# EXERCISE DESCRIPTION
Transcribe each record exactly. Include every one.

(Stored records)
________________________

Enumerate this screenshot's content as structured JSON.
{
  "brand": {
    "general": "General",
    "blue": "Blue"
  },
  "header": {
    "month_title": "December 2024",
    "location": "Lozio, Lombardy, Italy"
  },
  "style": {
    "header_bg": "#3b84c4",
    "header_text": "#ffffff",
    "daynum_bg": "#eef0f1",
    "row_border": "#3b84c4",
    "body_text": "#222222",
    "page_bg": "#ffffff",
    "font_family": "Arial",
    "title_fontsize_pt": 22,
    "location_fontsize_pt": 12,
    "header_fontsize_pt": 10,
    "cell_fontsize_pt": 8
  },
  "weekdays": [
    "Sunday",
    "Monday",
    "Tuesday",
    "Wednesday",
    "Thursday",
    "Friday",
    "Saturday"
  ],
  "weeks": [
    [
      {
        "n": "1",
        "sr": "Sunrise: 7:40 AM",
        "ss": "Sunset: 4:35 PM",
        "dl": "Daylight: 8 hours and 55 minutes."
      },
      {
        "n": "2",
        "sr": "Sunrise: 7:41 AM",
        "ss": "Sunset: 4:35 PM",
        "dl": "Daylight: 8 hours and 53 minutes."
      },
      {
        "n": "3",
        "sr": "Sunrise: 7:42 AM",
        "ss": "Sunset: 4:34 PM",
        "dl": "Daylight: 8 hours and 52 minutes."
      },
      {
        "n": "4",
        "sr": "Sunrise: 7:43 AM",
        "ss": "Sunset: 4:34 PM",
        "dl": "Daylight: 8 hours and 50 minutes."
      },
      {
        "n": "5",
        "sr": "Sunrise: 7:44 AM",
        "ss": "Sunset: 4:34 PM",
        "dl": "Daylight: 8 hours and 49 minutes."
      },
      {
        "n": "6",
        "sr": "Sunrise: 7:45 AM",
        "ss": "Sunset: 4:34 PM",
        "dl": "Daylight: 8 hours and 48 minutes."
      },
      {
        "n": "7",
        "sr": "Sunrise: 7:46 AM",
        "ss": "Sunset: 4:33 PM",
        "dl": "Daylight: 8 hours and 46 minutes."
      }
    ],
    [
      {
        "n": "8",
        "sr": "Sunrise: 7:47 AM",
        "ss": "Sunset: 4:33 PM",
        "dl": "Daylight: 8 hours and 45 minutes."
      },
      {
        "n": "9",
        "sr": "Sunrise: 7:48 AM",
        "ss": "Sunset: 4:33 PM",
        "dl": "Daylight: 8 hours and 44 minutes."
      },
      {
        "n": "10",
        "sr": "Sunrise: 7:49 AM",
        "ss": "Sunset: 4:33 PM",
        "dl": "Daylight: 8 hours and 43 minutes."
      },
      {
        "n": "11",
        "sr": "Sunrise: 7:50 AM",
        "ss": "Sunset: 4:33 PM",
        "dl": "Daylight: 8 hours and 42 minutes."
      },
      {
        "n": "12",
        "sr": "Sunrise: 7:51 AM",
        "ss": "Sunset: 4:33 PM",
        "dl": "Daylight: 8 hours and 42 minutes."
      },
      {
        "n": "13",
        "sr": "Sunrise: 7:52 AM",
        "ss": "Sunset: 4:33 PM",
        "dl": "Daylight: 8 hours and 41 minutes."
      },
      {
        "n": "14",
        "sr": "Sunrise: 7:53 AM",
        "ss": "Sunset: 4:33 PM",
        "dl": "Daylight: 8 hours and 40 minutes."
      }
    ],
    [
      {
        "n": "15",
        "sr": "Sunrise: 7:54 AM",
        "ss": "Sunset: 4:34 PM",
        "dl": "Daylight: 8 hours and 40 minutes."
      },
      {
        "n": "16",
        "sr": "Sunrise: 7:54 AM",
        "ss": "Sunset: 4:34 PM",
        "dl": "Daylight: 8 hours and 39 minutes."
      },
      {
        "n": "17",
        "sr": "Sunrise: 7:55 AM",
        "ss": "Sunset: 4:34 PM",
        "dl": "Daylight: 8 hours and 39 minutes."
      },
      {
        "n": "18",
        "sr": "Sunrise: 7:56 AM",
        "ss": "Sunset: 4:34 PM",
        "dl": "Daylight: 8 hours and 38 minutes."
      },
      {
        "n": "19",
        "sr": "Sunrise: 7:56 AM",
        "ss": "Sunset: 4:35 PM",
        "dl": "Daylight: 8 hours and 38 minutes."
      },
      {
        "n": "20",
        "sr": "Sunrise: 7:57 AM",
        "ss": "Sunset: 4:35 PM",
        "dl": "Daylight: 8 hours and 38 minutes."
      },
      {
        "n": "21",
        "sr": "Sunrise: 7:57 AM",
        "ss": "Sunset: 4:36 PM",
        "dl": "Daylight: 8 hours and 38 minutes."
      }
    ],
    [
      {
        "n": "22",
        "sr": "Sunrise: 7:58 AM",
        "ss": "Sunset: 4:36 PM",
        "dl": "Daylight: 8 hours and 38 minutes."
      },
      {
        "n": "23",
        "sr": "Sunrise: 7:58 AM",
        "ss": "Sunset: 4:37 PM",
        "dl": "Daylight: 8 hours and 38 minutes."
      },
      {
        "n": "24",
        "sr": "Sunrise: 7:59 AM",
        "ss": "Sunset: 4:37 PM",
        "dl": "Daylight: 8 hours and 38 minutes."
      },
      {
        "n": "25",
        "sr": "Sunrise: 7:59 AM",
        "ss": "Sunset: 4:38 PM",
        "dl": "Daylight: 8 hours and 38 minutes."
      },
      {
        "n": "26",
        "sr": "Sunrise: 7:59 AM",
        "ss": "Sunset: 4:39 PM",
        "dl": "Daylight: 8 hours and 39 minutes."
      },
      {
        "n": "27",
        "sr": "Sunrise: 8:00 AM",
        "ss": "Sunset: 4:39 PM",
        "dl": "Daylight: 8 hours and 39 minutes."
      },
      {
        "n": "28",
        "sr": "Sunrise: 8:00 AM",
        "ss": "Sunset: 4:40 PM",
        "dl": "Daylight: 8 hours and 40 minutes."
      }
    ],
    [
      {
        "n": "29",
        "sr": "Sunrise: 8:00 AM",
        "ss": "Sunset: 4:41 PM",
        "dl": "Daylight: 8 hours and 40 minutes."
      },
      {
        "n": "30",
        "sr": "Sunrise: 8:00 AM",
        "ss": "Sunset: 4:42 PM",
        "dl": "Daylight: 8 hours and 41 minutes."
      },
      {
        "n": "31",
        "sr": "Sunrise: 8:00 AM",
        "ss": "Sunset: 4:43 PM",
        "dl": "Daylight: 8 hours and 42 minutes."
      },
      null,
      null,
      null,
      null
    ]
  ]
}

________________________

# OUTPUT OF THE EXERCISE
Enumerate this screenshot's content as structured JSON.
{
  "brand": {
    "general": "General",
    "blue": "Blue"
  },
  "header": {
    "month_title": "December 2024",
    "location": "Lozio, Lombardy, Italy"
  },
  "style": {
    "header_bg": "#3b84c4",
    "header_text": "#ffffff",
    "daynum_bg": "#eef0f1",
    "row_border": "#3b84c4",
    "body_text": "#222222",
    "page_bg": "#ffffff",
    "font_family": "Arial",
    "title_fontsize_pt": 22,
    "location_fontsize_pt": 12,
    "header_fontsize_pt": 10,
    "cell_fontsize_pt": 8
  },
  "weekdays": [
    "Sunday",
    "Monday",
    "Tuesday",
    "Wednesday",
    "Thursday",
    "Friday",
    "Saturday"
  ],
  "weeks": [
    [
      {
        "n": "1",
        "sr": "Sunrise: 7:40 AM",
        "ss": "Sunset: 4:35 PM",
        "dl": "Daylight: 8 hours and 55 minutes."
      },
      {
        "n": "2",
        "sr": "Sunrise: 7:41 AM",
        "ss": "Sunset: 4:35 PM",
        "dl": "Daylight: 8 hours and 53 minutes."
      },
      {
        "n": "3",
        "sr": "Sunrise: 7:42 AM",
        "ss": "Sunset: 4:34 PM",
        "dl": "Daylight: 8 hours and 52 minutes."
      },
      {
        "n": "4",
        "sr": "Sunrise: 7:43 AM",
        "ss": "Sunset: 4:34 PM",
        "dl": "Daylight: 8 hours and 50 minutes."
      },
      {
        "n": "5",
        "sr": "Sunrise: 7:44 AM",
        "ss": "Sunset: 4:34 PM",
        "dl": "Daylight: 8 hours and 49 minutes."
      },
      {
        "n": "6",
        "sr": "Sunrise: 7:45 AM",
        "ss": "Sunset: 4:34 PM",
        "dl": "Daylight: 8 hours and 48 minutes."
      },
      {
        "n": "7",
        "sr": "Sunrise: 7:46 AM",
        "ss": "Sunset: 4:33 PM",
        "dl": "Daylight: 8 hours and 46 minutes."
      }
    ],
    [
      {
        "n": "8",
        "sr": "Sunrise: 7:47 AM",
        "ss": "Sunset: 4:33 PM",
        "dl": "Daylight: 8 hours and 45 minutes."
      },
      {
        "n": "9",
        "sr": "Sunrise: 7:48 AM",
        "ss": "Sunset: 4:33 PM",
        "dl": "Daylight: 8 hours and 44 minutes."
      },
      {
        "n": "10",
        "sr": "Sunrise: 7:49 AM",
        "ss": "Sunset: 4:33 PM",
        "dl": "Daylight: 8 hours and 43 minutes."
      },
      {
        "n": "11",
        "sr": "Sunrise: 7:50 AM",
        "ss": "Sunset: 4:33 PM",
        "dl": "Daylight: 8 hours and 42 minutes."
      },
      {
        "n": "12",
        "sr": "Sunrise: 7:51 AM",
        "ss": "Sunset: 4:33 PM",
        "dl": "Daylight: 8 hours and 42 minutes."
      },
      {
        "n": "13",
        "sr": "Sunrise: 7:52 AM",
        "ss": "Sunset: 4:33 PM",
        "dl": "Daylight: 8 hours and 41 minutes."
      },
      {
        "n": "14",
        "sr": "Sunrise: 7:53 AM",
        "ss": "Sunset: 4:33 PM",
        "dl": "Daylight: 8 hours and 40 minutes."
      }
    ],
    [
      {
        "n": "15",
        "sr": "Sunrise: 7:54 AM",
        "ss": "Sunset: 4:34 PM",
        "dl": "Daylight: 8 hours and 40 minutes."
      },
      {
        "n": "16",
        "sr": "Sunrise: 7:54 AM",
        "ss": "Sunset: 4:34 PM",
        "dl": "Daylight: 8 hours and 39 minutes."
      },
      {
        "n": "17",
        "sr": "Sunrise: 7:55 AM",
        "ss": "Sunset: 4:34 PM",
        "dl": "Daylight: 8 hours and 39 minutes."
      },
      {
        "n": "18",
        "sr": "Sunrise: 7:56 AM",
        "ss": "Sunset: 4:34 PM",
        "dl": "Daylight: 8 hours and 38 minutes."
      },
      {
        "n": "19",
        "sr": "Sunrise: 7:56 AM",
        "ss": "Sunset: 4:35 PM",
        "dl": "Daylight: 8 hours and 38 minutes."
      },
      {
        "n": "20",
        "sr": "Sunrise: 7:57 AM",
        "ss": "Sunset: 4:35 PM",
        "dl": "Daylight: 8 hours and 38 minutes."
      },
      {
        "n": "21",
        "sr": "Sunrise: 7:57 AM",
        "ss": "Sunset: 4:36 PM",
        "dl": "Daylight: 8 hours and 38 minutes."
      }
    ],
    [
      {
        "n": "22",
        "sr": "Sunrise: 7:58 AM",
        "ss": "Sunset: 4:36 PM",
        "dl": "Daylight: 8 hours and 38 minutes."
      },
      {
        "n": "23",
        "sr": "Sunrise: 7:58 AM",
        "ss": "Sunset: 4:37 PM",
        "dl": "Daylight: 8 hours and 38 minutes."
      },
      {
        "n": "24",
        "sr": "Sunrise: 7:59 AM",
        "ss": "Sunset: 4:37 PM",
        "dl": "Daylight: 8 hours and 38 minutes."
      },
      {
        "n": "25",
        "sr": "Sunrise: 7:59 AM",
        "ss": "Sunset: 4:38 PM",
        "dl": "Daylight: 8 hours and 38 minutes."
      },
      {
        "n": "26",
        "sr": "Sunrise: 7:59 AM",
        "ss": "Sunset: 4:39 PM",
        "dl": "Daylight: 8 hours and 39 minutes."
      },
      {
        "n": "27",
        "sr": "Sunrise: 8:00 AM",
        "ss": "Sunset: 4:39 PM",
        "dl": "Daylight: 8 hours and 39 minutes."
      },
      {
        "n": "28",
        "sr": "Sunrise: 8:00 AM",
        "ss": "Sunset: 4:40 PM",
        "dl": "Daylight: 8 hours and 40 minutes."
      }
    ],
    [
      {
        "n": "29",
        "sr": "Sunrise: 8:00 AM",
        "ss": "Sunset: 4:41 PM",
        "dl": "Daylight: 8 hours and 40 minutes."
      },
      {
        "n": "30",
        "sr": "Sunrise: 8:00 AM",
        "ss": "Sunset: 4:42 PM",
        "dl": "Daylight: 8 hours and 41 minutes."
      },
      {
        "n": "31",
        "sr": "Sunrise: 8:00 AM",
        "ss": "Sunset: 4:43 PM",
        "dl": "Daylight: 8 hours and 42 minutes."
      },
      null,
      null,
      null,
      null
    ]
  ]
}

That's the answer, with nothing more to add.